*TASK TO CARRY OUT*. Find the string "title" and gather every line that holds it.
━━━━━━
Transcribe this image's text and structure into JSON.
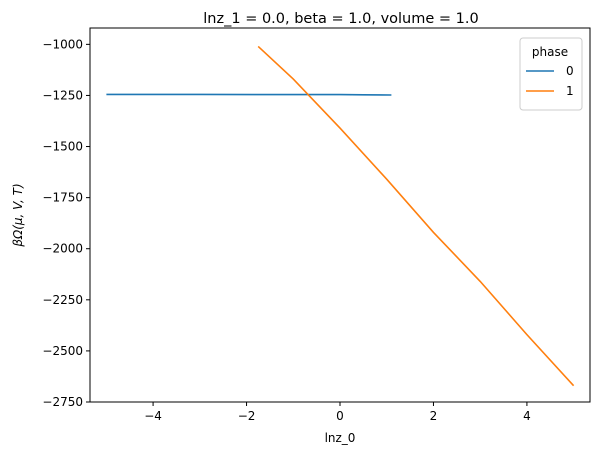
{
  "chart_data": {
    "type": "line",
    "title": "lnz_1 = 0.0, beta = 1.0, volume = 1.0",
    "xlabel": "lnz_0",
    "ylabel": "βΩ(μ, V, T)",
    "xlim": [
      -5.35,
      5.35
    ],
    "ylim": [
      -2750,
      -920
    ],
    "xticks": [
      -4,
      -2,
      0,
      2,
      4
    ],
    "xtick_labels": [
      "−4",
      "−2",
      "0",
      "2",
      "4"
    ],
    "yticks": [
      -1000,
      -1250,
      -1500,
      -1750,
      -2000,
      -2250,
      -2500,
      -2750
    ],
    "ytick_labels": [
      "−1000",
      "−1250",
      "−1500",
      "−1750",
      "−2000",
      "−2250",
      "−2500",
      "−2750"
    ],
    "grid": false,
    "legend": {
      "title": "phase",
      "position": "top-right"
    },
    "series": [
      {
        "name": "0",
        "color": "#1f77b4",
        "x": [
          -5.0,
          -3.0,
          -1.0,
          0.0,
          0.5,
          1.1
        ],
        "y": [
          -1245,
          -1245,
          -1246,
          -1246,
          -1247,
          -1248
        ]
      },
      {
        "name": "1",
        "color": "#ff7f0e",
        "x": [
          -1.75,
          -1.0,
          0.0,
          1.0,
          2.0,
          3.0,
          4.0,
          5.0
        ],
        "y": [
          -1010,
          -1170,
          -1410,
          -1660,
          -1920,
          -2160,
          -2420,
          -2670
        ]
      }
    ]
  }
}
━━━━━━
*COMPLETE ANSWER*.
    "title": "lnz_1 = 0.0, beta = 1.0, volume = 1.0",
      "title": "phase",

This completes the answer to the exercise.